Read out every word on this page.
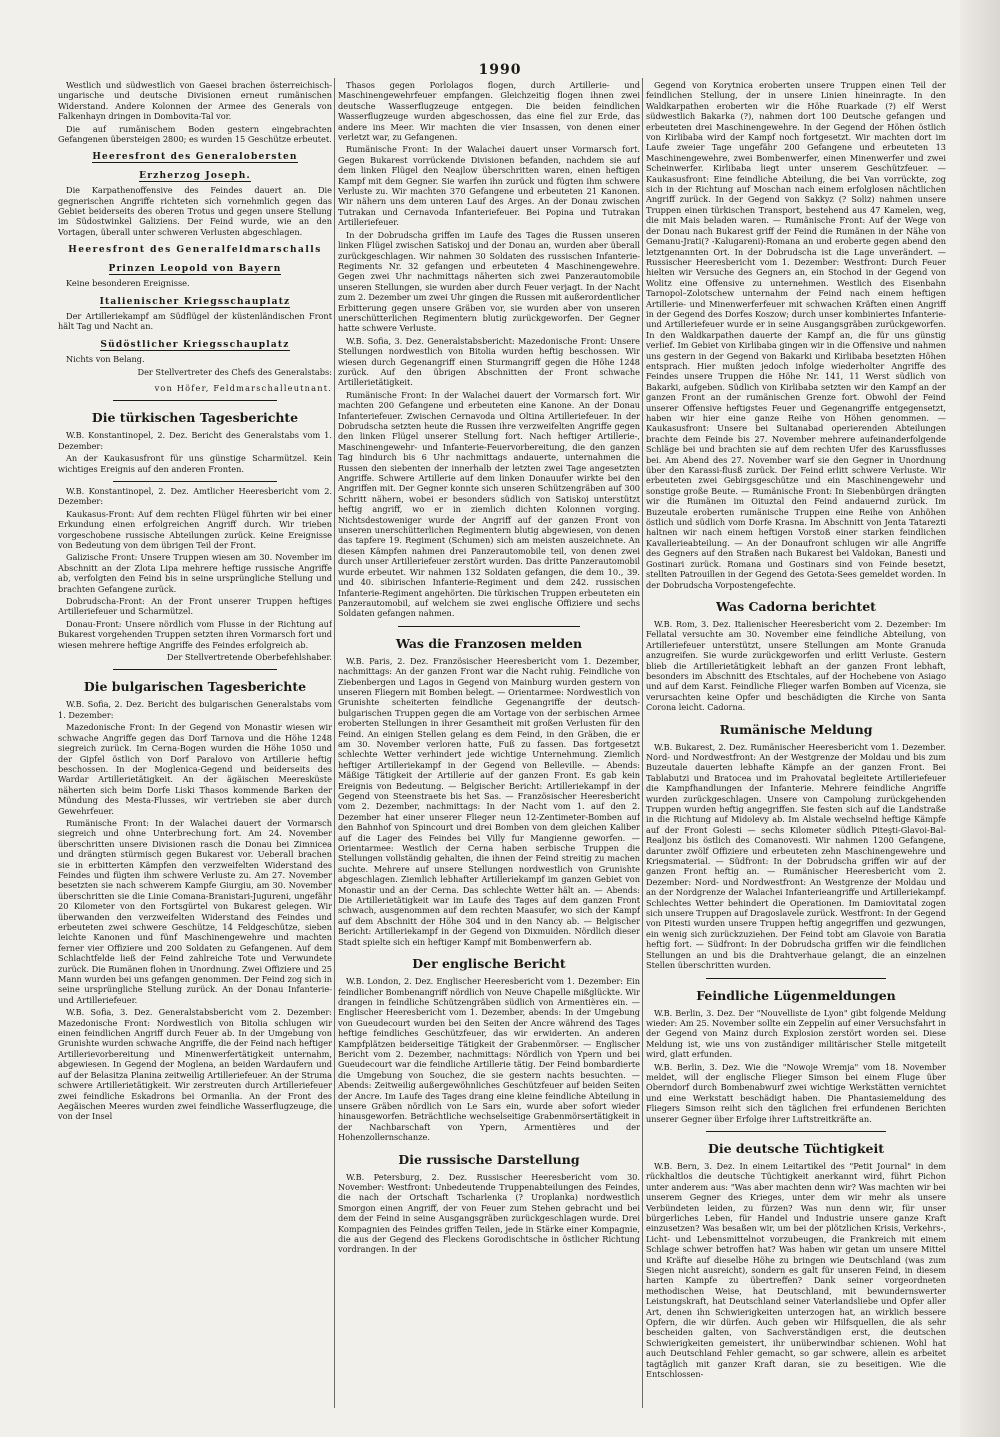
1990

Westlich und südwestlich von Gaesei brachen österreichisch-ungarische und deutsche Divisionen erneut rumänischen Widerstand. Andere Kolonnen der Armee des Generals von Falkenhayn dringen in Dombovita-Tal vor.

Die auf rumänischem Boden gestern eingebrachten Gefangenen übersteigen 2800; es wurden 15 Geschütze erbeutet.

Heeresfront des Generalobersten
Erzherzog Joseph.

Die Karpathenoffensive des Feindes dauert an. Die gegnerischen Angriffe richteten sich vornehmlich gegen das Gebiet beiderseits des oberen Trotus und gegen unsere Stellung im Südostwinkel Galiziens. Der Feind wurde, wie an den Vortagen, überall unter schweren Verlusten abgeschlagen.

Heeresfront des Generalfeldmarschalls
Prinzen Leopold von Bayern

Keine besonderen Ereignisse.

Italienischer Kriegsschauplatz

Der Artilleriekampf am Südflügel der küstenländischen Front hält Tag und Nacht an.

Südöstlicher Kriegsschauplatz

Nichts von Belang.

Der Stellvertreter des Chefs des Generalstabs:

von Höfer, Feldmarschalleutnant.

Die türkischen Tagesberichte

W.B. Konstantinopel, 2. Dez. Bericht des Generalstabs vom 1. Dezember:

An der Kaukasusfront für uns günstige Scharmützel. Kein wichtiges Ereignis auf den anderen Fronten.

W.B. Konstantinopel, 2. Dez. Amtlicher Heeresbericht vom 2. Dezember:

Kaukasus-Front: Auf dem rechten Flügel führten wir bei einer Erkundung einen erfolgreichen Angriff durch. Wir trieben vorgeschobene russische Abteilungen zurück. Keine Ereignisse von Bedeutung von dem übrigen Teil der Front.

Galizische Front: Unsere Truppen wiesen am 30. November im Abschnitt an der Zlota Lipa mehrere heftige russische Angriffe ab, verfolgten den Feind bis in seine ursprüngliche Stellung und brachten Gefangene zurück.

Dobrudscha-Front: An der Front unserer Truppen heftiges Artilleriefeuer und Scharmützel.

Donau-Front: Unsere nördlich vom Flusse in der Richtung auf Bukarest vorgehenden Truppen setzten ihren Vormarsch fort und wiesen mehrere heftige Angriffe des Feindes erfolgreich ab.

Der Stellvertretende Oberbefehlshaber.

Die bulgarischen Tagesberichte

W.B. Sofia, 2. Dez. Bericht des bulgarischen Generalstabs vom 1. Dezember:

Mazedonische Front: In der Gegend von Monastir wiesen wir schwache Angriffe gegen das Dorf Tarnova und die Höhe 1248 siegreich zurück. Im Cerna-Bogen wurden die Höhe 1050 und der Gipfel östlich von Dorf Paralovo von Artillerie heftig beschossen. In der Moglenica-Gegend und beiderseits des Wardar Artillerietätigkeit. An der ägäischen Meeresküste näherten sich beim Dorfe Liski Thasos kommende Barken der Mündung des Mesta-Flusses, wir vertrieben sie aber durch Gewehrfeuer.

Rumänische Front: In der Walachei dauert der Vormarsch siegreich und ohne Unterbrechung fort. Am 24. November überschritten unsere Divisionen rasch die Donau bei Zimnicea und drängten stürmisch gegen Bukarest vor. Ueberall brachen sie in erbitterten Kämpfen den verzweifelten Widerstand des Feindes und fügten ihm schwere Verluste zu. Am 27. November besetzten sie nach schwerem Kampfe Giurgiu, am 30. November überschritten sie die Linie Comana-Branistari-Jugureni, ungefähr 20 Kilometer von den Fortsgürtel von Bukarest gelegen. Wir überwanden den verzweifelten Widerstand des Feindes und erbeuteten zwei schwere Geschütze, 14 Feldgeschütze, sieben leichte Kanonen und fünf Maschinengewehre und machten ferner vier Offiziere und 200 Soldaten zu Gefangenen. Auf dem Schlachtfelde ließ der Feind zahlreiche Tote und Verwundete zurück. Die Rumänen flohen in Unordnung. Zwei Offiziere und 25 Mann wurden bei uns gefangen genommen. Der Feind zog sich in seine ursprüngliche Stellung zurück. An der Donau Infanterie- und Artilleriefeuer.

W.B. Sofia, 3. Dez. Generalstabsbericht vom 2. Dezember: Mazedonische Front: Nordwestlich von Bitolia schlugen wir einen feindlichen Angriff durch Feuer ab. In der Umgebung von Grunishte wurden schwache Angriffe, die der Feind nach heftiger Artillerievorbereitung und Minenwerfertätigkeit unternahm, abgewiesen. In Gegend der Moglena, an beiden Wardaufern und auf der Belasitza Planina zeitweilig Artilleriefeuer. An der Struma schwere Artillerietätigkeit. Wir zerstreuten durch Artilleriefeuer zwei feindliche Eskadrons bei Ormanlia. An der Front des Aegäischen Meeres wurden zwei feindliche Wasserflugzeuge, die von der Insel

Thasos gegen Porlolagos flogen, durch Artillerie- und Maschinengewehrfeuer empfangen. Gleichzeitig flogen ihnen zwei deutsche Wasserflugzeuge entgegen. Die beiden feindlichen Wasserflugzeuge wurden abgeschossen, das eine fiel zur Erde, das andere ins Meer. Wir machten die vier Insassen, von denen einer verletzt war, zu Gefangenen.

Rumänische Front: In der Walachei dauert unser Vormarsch fort. Gegen Bukarest vorrückende Divisionen befanden, nachdem sie auf dem linken Flügel den Neajlow überschritten waren, einen heftigen Kampf mit dem Gegner. Sie warfen ihn zurück und fügten ihm schwere Verluste zu. Wir machten 370 Gefangene und erbeuteten 21 Kanonen. Wir nähern uns dem unteren Lauf des Arges. An der Donau zwischen Tutrakan und Cernavoda Infanteriefeuer. Bei Popina und Tutrakan Artilleriefeuer.

In der Dobrudscha griffen im Laufe des Tages die Russen unseren linken Flügel zwischen Satiskoj und der Donau an, wurden aber überall zurückgeschlagen. Wir nahmen 30 Soldaten des russischen Infanterie-Regiments Nr. 32 gefangen und erbeuteten 4 Maschinengewehre. Gegen zwei Uhr nachmittags näherten sich zwei Panzerautomobile unseren Stellungen, sie wurden aber durch Feuer verjagt. In der Nacht zum 2. Dezember um zwei Uhr gingen die Russen mit außerordentlicher Erbitterung gegen unsere Gräben vor, sie wurden aber von unseren unerschütterlichen Regimentern blutig zurückgeworfen. Der Gegner hatte schwere Verluste.

W.B. Sofia, 3. Dez. Generalstabsbericht: Mazedonische Front: Unsere Stellungen nordwestlich von Bitolia wurden heftig beschossen. Wir wiesen durch Gegenangriff einen Sturmangriff gegen die Höhe 1248 zurück. Auf den übrigen Abschnitten der Front schwache Artillerietätigkeit.

Rumänische Front: In der Walachei dauert der Vormarsch fort. Wir machten 200 Gefangene und erbeuteten eine Kanone. An der Donau Infanteriefeuer. Zwischen Cernavoda und Oltina Artilleriefeuer. In der Dobrudscha setzten heute die Russen ihre verzweifelten Angriffe gegen den linken Flügel unserer Stellung fort. Nach heftiger Artillerie-, Maschinengewehr- und Infanterie-Feuervorbereitung, die den ganzen Tag hindurch bis 6 Uhr nachmittags andauerte, unternahmen die Russen den siebenten der innerhalb der letzten zwei Tage angesetzten Angriffe. Schwere Artillerie auf dem linken Donauufer wirkte bei den Angriffen mit. Der Gegner konnte sich unseren Schützengräben auf 300 Schritt nähern, wobei er besonders südlich von Satiskoj unterstützt heftig angriff, wo er in ziemlich dichten Kolonnen vorging. Nichtsdestoweniger wurde der Angriff auf der ganzen Front von unseren unerschütterlichen Regimentern blutig abgewiesen, von denen das tapfere 19. Regiment (Schumen) sich am meisten auszeichnete. An diesen Kämpfen nahmen drei Panzerautomobile teil, von denen zwei durch unser Artilleriefeuer zerstört wurden. Das dritte Panzerautomobil wurde erbeutet. Wir nahmen 132 Soldaten gefangen, die dem 10., 39. und 40. sibirischen Infanterie-Regiment und dem 242. russischen Infanterie-Regiment angehörten. Die türkischen Truppen erbeuteten ein Panzerautomobil, auf welchem sie zwei englische Offiziere und sechs Soldaten gefangen nahmen.

Was die Franzosen melden

W.B. Paris, 2. Dez. Französischer Heeresbericht vom 1. Dezember, nachmittags: An der ganzen Front war die Nacht ruhig. Feindliche von Ziebenbergen und Lagos in Gegend von Mainburg wurden gestern von unseren Fliegern mit Bomben belegt. — Orientarmee: Nordwestlich von Grunishte scheiterten feindliche Gegenangriffe der deutsch-bulgarischen Truppen gegen die am Vortage von der serbischen Armee eroberten Stellungen in ihrer Gesamtheit mit großen Verlusten für den Feind. An einigen Stellen gelang es dem Feind, in den Gräben, die er am 30. November verloren hatte, Fuß zu fassen. Das fortgesetzt schlechte Wetter verhindert jede wichtige Unternehmung. Ziemlich heftiger Artilleriekampf in der Gegend von Belleville. — Abends: Mäßige Tätigkeit der Artillerie auf der ganzen Front. Es gab kein Ereignis von Bedeutung. — Belgischer Bericht: Artilleriekampf in der Gegend von Steenstraete bis het Sas. — Französischer Heeresbericht vom 2. Dezember, nachmittags: In der Nacht vom 1. auf den 2. Dezember hat einer unserer Flieger neun 12-Zentimeter-Bomben auf den Bahnhof von Spincourt und drei Bomben von dem gleichen Kaliber auf die Lager des Feindes bei Villy fur Mangienne geworfen. — Orientarmee: Westlich der Cerna haben serbische Truppen die Stellungen vollständig gehalten, die ihnen der Feind streitig zu machen suchte. Mehrere auf unsere Stellungen nordwestlich von Grunishte abgeschlagen. Ziemlich lebhafter Artilleriekampf im ganzen Gebiet von Monastir und an der Cerna. Das schlechte Wetter hält an. — Abends: Die Artillerietätigkeit war im Laufe des Tages auf dem ganzen Front schwach, ausgenommen auf dem rechten Maasufer, wo sich der Kampf auf dem Abschnitt der Höhe 304 und in den Nancy ab. — Belgischer Bericht: Artilleriekampf in der Gegend von Dixmuiden. Nördlich dieser Stadt spielte sich ein heftiger Kampf mit Bombenwerfern ab.

Der englische Bericht

W.B. London, 2. Dez. Englischer Heeresbericht vom 1. Dezember: Ein feindlicher Bombenangriff nördlich von Neuve Chapelle mißglückte. Wir drangen in feindliche Schützengräben südlich von Armentières ein. — Englischer Heeresbericht vom 1. Dezember, abends: In der Umgebung von Gueudecourt wurden bei den Seiten der Ancre während des Tages heftige feindliches Geschützfeuer, das wir erwiderten. An anderen Kampfplätzen beiderseitige Tätigkeit der Grabenmörser. — Englischer Bericht vom 2. Dezember, nachmittags: Nördlich von Ypern und bei Gueudecourt war die feindliche Artillerie tätig. Der Feind bombardierte die Umgebung von Souchez, die sie gestern nachts besuchten. — Abends: Zeitweilig außergewöhnliches Geschützfeuer auf beiden Seiten der Ancre. Im Laufe des Tages drang eine kleine feindliche Abteilung in unsere Gräben nördlich von Le Sars ein, wurde aber sofort wieder hinausgeworfen. Beträchtliche wechselseitige Grabenmörsertätigkeit in der Nachbarschaft von Ypern, Armentières und der Hohenzollernschanze.

Die russische Darstellung

W.B. Petersburg, 2. Dez. Russischer Heeresbericht vom 30. November: Westfront: Unbedeutende Truppenabteilungen des Feindes, die nach der Ortschaft Tscharlenka (? Uroplanka) nordwestlich Smorgon einen Angriff, der von Feuer zum Stehen gebracht und bei dem der Feind in seine Ausgangsgräben zurückgeschlagen wurde. Drei Kompagnien des Feindes griffen Teilen, jede in Stärke einer Kompagnie, die aus der Gegend des Fleckens Gorodischtsche in östlicher Richtung vordrangen. In der

Gegend von Korytnica eroberten unsere Truppen einen Teil der feindlichen Stellung, der in unsere Linien hineinragte. In den Waldkarpathen eroberten wir die Höhe Ruarkade (?) elf Werst südwestlich Bakarka (?), nahmen dort 100 Deutsche gefangen und erbeuteten drei Maschinengewehre. In der Gegend der Höhen östlich von Kirlibaba wird der Kampf noch fortgesetzt. Wir machten dort im Laufe zweier Tage ungefähr 200 Gefangene und erbeuteten 13 Maschinengewehre, zwei Bombenwerfer, einen Minenwerfer und zwei Scheinwerfer. Kirlibaba liegt unter unserem Geschützfeuer. — Kaukasusfront: Eine feindliche Abteilung, die bei Van vorrückte, zog sich in der Richtung auf Moschan nach einem erfolglosen nächtlichen Angriff zurück. In der Gegend von Sakkyz (? Soliz) nahmen unsere Truppen einen türkischen Transport, bestehend aus 47 Kamelen, weg, die mit Mais beladen waren. — Rumänische Front: Auf der Wege von der Donau nach Bukarest griff der Feind die Rumänen in der Nähe von Gemanu-Jrati(? -Kalugareni)-Romana an und eroberte gegen abend den letztgenannten Ort. In der Dobrudscha ist die Lage unverändert. — Russischer Heeresbericht vom 1. Dezember: Westfront: Durch Feuer hielten wir Versuche des Gegners an, ein Stochod in der Gegend von Wolitz eine Offensive zu unternehmen. Westlich des Eisenbahn Tarnopol–Zolotschew unternahm der Feind nach einem heftigen Artillerie- und Minenwerferfeuer mit schwachen Kräften einen Angriff in der Gegend des Dorfes Koszow; durch unser kombiniertes Infanterie- und Artilleriefeuer wurde er in seine Ausgangsgräben zurückgeworfen. In den Waldkarpathen dauerte der Kampf an, die für uns günstig verlief. Im Gebiet von Kirlibaba gingen wir in die Offensive und nahmen uns gestern in der Gegend von Bakarki und Kirlibaba besetzten Höhen entsprach. Hier mußten jedoch infolge wiederholter Angriffe des Feindes unsere Truppen die Höhe Nr. 141, 11 Werst südlich von Bakarki, aufgeben. Südlich von Kirlibaba setzten wir den Kampf an der ganzen Front an der rumänischen Grenze fort. Obwohl der Feind unserer Offensive heftigstes Feuer und Gegenangriffe entgegensetzt, haben wir hier eine ganze Reihe von Höhen genommen. — Kaukasusfront: Unsere bei Sultanabad operierenden Abteilungen brachte dem Feinde bis 27. November mehrere aufeinanderfolgende Schläge bei und brachten sie auf dem rechten Ufer des Karussflusses bei. Am Abend des 27. November warf sie den Gegner in Unordnung über den Karassi-flusß zurück. Der Feind erlitt schwere Verluste. Wir erbeuteten zwei Gebirgsgeschütze und ein Maschinengewehr und sonstige große Beute. — Rumänische Front: In Siebenbürgen drängten wir die Rumänen im Oituztal den Feind andauernd zurück. Im Buzeutale eroberten rumänische Truppen eine Reihe von Anhöhen östlich und südlich vom Dorfe Krasna. Im Abschnitt von Jenta Tatarezti haltnen wir nach einem heftigen Vorstoß einer starken feindlichen Kavallerieabteilung. — An der Donaufront schlugen wir alle Angriffe des Gegners auf den Straßen nach Bukarest bei Valdokan, Banesti und Gostinari zurück. Romana und Gostinars sind von Feinde besetzt, stellten Patrouillen in der Gegend des Getota-Sees gemeldet worden. In der Dobrudscha Vorpostengefechte.

Was Cadorna berichtet

W.B. Rom, 3. Dez. Italienischer Heeresbericht vom 2. Dezember: Im Fellatal versuchte am 30. November eine feindliche Abteilung, von Artilleriefeuer unterstützt, unsere Stellungen am Monte Granuda anzugreifen. Sie wurde zurückgeworfen und erlitt Verluste. Gestern blieb die Artillerietätigkeit lebhaft an der ganzen Front lebhaft, besonders im Abschnitt des Etschtales, auf der Hochebene von Asiago und auf dem Karst. Feindliche Flieger warfen Bomben auf Vicenza, sie verursachten keine Opfer und beschädigten die Kirche von Santa Corona leicht. Cadorna.

Rumänische Meldung

W.B. Bukarest, 2. Dez. Rumänischer Heeresbericht vom 1. Dezember. Nord- und Nordwestfront: An der Westgrenze der Moldau und bis zum Buzeutale dauerten lebhafte Kämpfe an der ganzen Front. Bei Tablabutzi und Bratocea und im Prahovatal begleitete Artilleriefeuer die Kampfhandlungen der Infanterie. Mehrere feindliche Angriffe wurden zurückgeschlagen. Unsere von Campolung zurückgehenden Truppen wurden heftig angegriffen. Sie festen sich auf die Landstraße in die Richtung auf Midolevy ab. Im Alstale wechselnd heftige Kämpfe auf der Front Golesti — sechs Kilometer südlich Piteşti-Glavoi-Bal-Realjonz bis östlich des Comanovesti. Wir nahmen 1200 Gefangene, darunter zwölf Offiziere und erbeuteten zehn Maschinengewehre und Kriegsmaterial. — Südfront: In der Dobrudscha griffen wir auf der ganzen Front heftig an. — Rumänischer Heeresbericht vom 2. Dezember: Nord- und Nordwestfront: An Westgrenze der Moldau und an der Nordgrenze der Walachei Infanterieangriffe und Artilleriekampf. Schlechtes Wetter behindert die Operationen. Im Damiovitatal zogen sich unsere Truppen auf Dragoslavele zurück. Westfront: In der Gegend von Pitesti wurden unsere Truppen heftig angegriffen und gezwungen, ein wenig sich zurückzuziehen. Der Feind tobt am Glavoie von Baratia heftig fort. — Südfront: In der Dobrudscha griffen wir die feindlichen Stellungen an und bis die Drahtverhaue gelangt, die an einzelnen Stellen überschritten wurden.

Feindliche Lügenmeldungen

W.B. Berlin, 3. Dez. Der "Nouvelliste de Lyon" gibt folgende Meldung wieder: Am 25. November sollte ein Zeppelin auf einer Versuchsfahrt in der Gegend von Mainz durch Explosion zerstört worden sei. Diese Meldung ist, wie uns von zuständiger militärischer Stelle mitgeteilt wird, glatt erfunden.

W.B. Berlin, 3. Dez. Wie die "Nowoje Wremja" vom 18. November meldet, will der englische Flieger Simson bei einem Fluge über Oberndorf durch Bombenabwurf zwei wichtige Werkstätten vernichtet und eine Werkstatt beschädigt haben. Die Phantasiemeldung des Fliegers Simson reiht sich den täglichen frei erfundenen Berichten unserer Gegner über Erfolge ihrer Luftstreitkräfte an.

Die deutsche Tüchtigkeit

W.B. Bern, 3. Dez. In einem Leitartikel des "Petit Journal" in dem rückhaltlos die deutsche Tüchtigkeit anerkannt wird, führt Pichon unter anderem aus: "Was aber machten denn wir? Was machten wir bei unserem Gegner des Krieges, unter dem wir mehr als unsere Verbündeten leiden, zu fürzen? Was nun denn wir, für unser bürgerliches Leben, für Handel und Industrie unsere ganze Kraft einzusetzen? Was besaßen wir, um bei der plötzlichen Krisis, Verkehrs-, Licht- und Lebensmittelnot vorzubeugen, die Frankreich mit einem Schlage schwer betroffen hat? Was haben wir getan um unsere Mittel und Kräfte auf dieselbe Höhe zu bringen wie Deutschland (was zum Siegen nicht ausreicht), sondern es galt für unseren Feind, in diesem harten Kampfe zu übertreffen? Dank seiner vorgeordneten methodischen Weise, hat Deutschland, mit bewundernswerter Leistungskraft, hat Deutschland seiner Vaterlandsliebe und Opfer aller Art, denen ihn Schwierigkeiten unterzogen hat, an wirklich bessere Opfern, die wir dürfen. Auch geben wir Hilfsquellen, die als sehr bescheiden galten, von Sachverständigen erst, die deutschen Schwierigkeiten gemeistert, ihr unüberwindbar schienen. Wohl hat auch Deutschland Fehler gemacht, so gar schwere, allein es arbeitet tagtäglich mit ganzer Kraft daran, sie zu beseitigen. Wie die Entschlossen-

....

■ **EXERCISE**:
All lines that contain the word "brachen" must be copied from the records above.

■ **SOLUTION**:
Westlich und südwestlich von Gaesei brachen österreichisch-ungarische und deutsche Divisionen erneut rumänischen Widerstand. Andere Kolonnen der Armee des Generals von Falkenhayn dringen in Dombovita-Tal vor.
Rumänische Front: In der Walachei dauert der Vormarsch siegreich und ohne Unterbrechung fort. Am 24. November überschritten unsere Divisionen rasch die Donau bei Zimnicea und drängten stürmisch gegen Bukarest vor. Ueberall brachen sie in erbitterten Kämpfen den verzweifelten Widerstand des Feindes und fügten ihm schwere Verluste zu. Am 27. November besetzten sie nach schwerem Kampfe Giurgiu, am 30. November überschritten sie die Linie Comana-Branistari-Jugureni, ungefähr 20 Kilometer von den Fortsgürtel von Bukarest gelegen. Wir überwanden den verzweifelten Widerstand des Feindes und erbeuteten zwei schwere Geschütze, 14 Feldgeschütze, sieben leichte Kanonen und fünf Maschinengewehre und machten ferner vier Offiziere und 200 Soldaten zu Gefangenen. Auf dem Schlachtfelde ließ der Feind zahlreiche Tote und Verwundete zurück. Die Rumänen flohen in Unordnung. Zwei Offiziere und 25 Mann wurden bei uns gefangen genommen. Der Feind zog sich in seine ursprüngliche Stellung zurück. An der Donau Infanterie- und Artilleriefeuer.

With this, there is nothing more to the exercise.